_Instructions for the task_
Output all lines exactly, with nothing added or dropped.
■ ■ ■ ■ ■
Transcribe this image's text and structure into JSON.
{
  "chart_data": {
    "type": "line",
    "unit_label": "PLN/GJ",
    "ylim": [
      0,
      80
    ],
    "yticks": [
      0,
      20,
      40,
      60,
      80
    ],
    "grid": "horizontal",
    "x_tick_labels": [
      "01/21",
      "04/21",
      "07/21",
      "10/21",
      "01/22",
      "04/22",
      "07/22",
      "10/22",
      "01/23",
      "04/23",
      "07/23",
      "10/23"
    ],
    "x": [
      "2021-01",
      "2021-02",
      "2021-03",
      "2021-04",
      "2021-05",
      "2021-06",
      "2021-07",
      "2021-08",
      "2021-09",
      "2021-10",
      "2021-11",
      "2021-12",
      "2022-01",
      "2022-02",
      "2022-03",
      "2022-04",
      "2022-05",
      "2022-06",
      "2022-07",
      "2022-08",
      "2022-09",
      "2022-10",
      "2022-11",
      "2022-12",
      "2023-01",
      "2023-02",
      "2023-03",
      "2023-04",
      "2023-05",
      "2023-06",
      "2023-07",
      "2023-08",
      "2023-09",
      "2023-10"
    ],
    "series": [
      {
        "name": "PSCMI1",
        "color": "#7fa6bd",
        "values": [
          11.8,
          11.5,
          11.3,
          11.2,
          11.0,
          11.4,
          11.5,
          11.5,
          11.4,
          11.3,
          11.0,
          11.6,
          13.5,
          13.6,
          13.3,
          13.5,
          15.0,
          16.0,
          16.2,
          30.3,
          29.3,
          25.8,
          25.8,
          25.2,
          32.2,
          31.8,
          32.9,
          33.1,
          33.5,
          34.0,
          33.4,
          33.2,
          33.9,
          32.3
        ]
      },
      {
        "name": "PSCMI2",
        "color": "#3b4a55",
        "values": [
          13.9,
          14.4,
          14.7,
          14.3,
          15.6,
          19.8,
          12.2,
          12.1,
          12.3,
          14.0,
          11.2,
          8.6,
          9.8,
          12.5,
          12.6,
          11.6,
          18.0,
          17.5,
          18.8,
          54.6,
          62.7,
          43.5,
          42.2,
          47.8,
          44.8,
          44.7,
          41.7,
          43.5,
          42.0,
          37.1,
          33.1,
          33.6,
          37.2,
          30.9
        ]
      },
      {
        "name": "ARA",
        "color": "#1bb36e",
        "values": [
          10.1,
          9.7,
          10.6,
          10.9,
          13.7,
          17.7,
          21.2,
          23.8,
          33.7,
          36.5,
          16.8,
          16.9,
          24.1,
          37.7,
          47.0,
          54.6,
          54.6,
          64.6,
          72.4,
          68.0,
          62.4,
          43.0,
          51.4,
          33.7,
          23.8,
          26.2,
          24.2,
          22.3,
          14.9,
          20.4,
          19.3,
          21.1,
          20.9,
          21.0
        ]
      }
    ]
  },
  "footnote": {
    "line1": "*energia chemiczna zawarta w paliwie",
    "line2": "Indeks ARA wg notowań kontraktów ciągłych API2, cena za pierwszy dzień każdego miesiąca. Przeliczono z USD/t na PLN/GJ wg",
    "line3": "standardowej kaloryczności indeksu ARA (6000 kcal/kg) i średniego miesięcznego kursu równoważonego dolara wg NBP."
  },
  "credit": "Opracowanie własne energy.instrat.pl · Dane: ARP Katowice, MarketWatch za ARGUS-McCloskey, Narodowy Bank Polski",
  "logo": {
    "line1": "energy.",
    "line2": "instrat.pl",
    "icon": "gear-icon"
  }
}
■ ■ ■ ■ ■
_Result of the exercise_
Transcribe this image's text and structure into JSON.
{
  "chart_data": {
    "type": "line",
    "unit_label": "PLN/GJ",
    "ylim": [
      0,
      80
    ],
    "yticks": [
      0,
      20,
      40,
      60,
      80
    ],
    "grid": "horizontal",
    "x_tick_labels": [
      "01/21",
      "04/21",
      "07/21",
      "10/21",
      "01/22",
      "04/22",
      "07/22",
      "10/22",
      "01/23",
      "04/23",
      "07/23",
      "10/23"
    ],
    "x": [
      "2021-01",
      "2021-02",
      "2021-03",
      "2021-04",
      "2021-05",
      "2021-06",
      "2021-07",
      "2021-08",
      "2021-09",
      "2021-10",
      "2021-11",
      "2021-12",
      "2022-01",
      "2022-02",
      "2022-03",
      "2022-04",
      "2022-05",
      "2022-06",
      "2022-07",
      "2022-08",
      "2022-09",
      "2022-10",
      "2022-11",
      "2022-12",
      "2023-01",
      "2023-02",
      "2023-03",
      "2023-04",
      "2023-05",
      "2023-06",
      "2023-07",
      "2023-08",
      "2023-09",
      "2023-10"
    ],
    "series": [
      {
        "name": "PSCMI1",
        "color": "#7fa6bd",
        "values": [
          11.8,
          11.5,
          11.3,
          11.2,
          11.0,
          11.4,
          11.5,
          11.5,
          11.4,
          11.3,
          11.0,
          11.6,
          13.5,
          13.6,
          13.3,
          13.5,
          15.0,
          16.0,
          16.2,
          30.3,
          29.3,
          25.8,
          25.8,
          25.2,
          32.2,
          31.8,
          32.9,
          33.1,
          33.5,
          34.0,
          33.4,
          33.2,
          33.9,
          32.3
        ]
      },
      {
        "name": "PSCMI2",
        "color": "#3b4a55",
        "values": [
          13.9,
          14.4,
          14.7,
          14.3,
          15.6,
          19.8,
          12.2,
          12.1,
          12.3,
          14.0,
          11.2,
          8.6,
          9.8,
          12.5,
          12.6,
          11.6,
          18.0,
          17.5,
          18.8,
          54.6,
          62.7,
          43.5,
          42.2,
          47.8,
          44.8,
          44.7,
          41.7,
          43.5,
          42.0,
          37.1,
          33.1,
          33.6,
          37.2,
          30.9
        ]
      },
      {
        "name": "ARA",
        "color": "#1bb36e",
        "values": [
          10.1,
          9.7,
          10.6,
          10.9,
          13.7,
          17.7,
          21.2,
          23.8,
          33.7,
          36.5,
          16.8,
          16.9,
          24.1,
          37.7,
          47.0,
          54.6,
          54.6,
          64.6,
          72.4,
          68.0,
          62.4,
          43.0,
          51.4,
          33.7,
          23.8,
          26.2,
          24.2,
          22.3,
          14.9,
          20.4,
          19.3,
          21.1,
          20.9,
          21.0
        ]
      }
    ]
  },
  "footnote": {
    "line1": "*energia chemiczna zawarta w paliwie",
    "line2": "Indeks ARA wg notowań kontraktów ciągłych API2, cena za pierwszy dzień każdego miesiąca. Przeliczono z USD/t na PLN/GJ wg",
    "line3": "standardowej kaloryczności indeksu ARA (6000 kcal/kg) i średniego miesięcznego kursu równoważonego dolara wg NBP."
  },
  "credit": "Opracowanie własne energy.instrat.pl · Dane: ARP Katowice, MarketWatch za ARGUS-McCloskey, Narodowy Bank Polski",
  "logo": {
    "line1": "energy.",
    "line2": "instrat.pl",
    "icon": "gear-icon"
  }
}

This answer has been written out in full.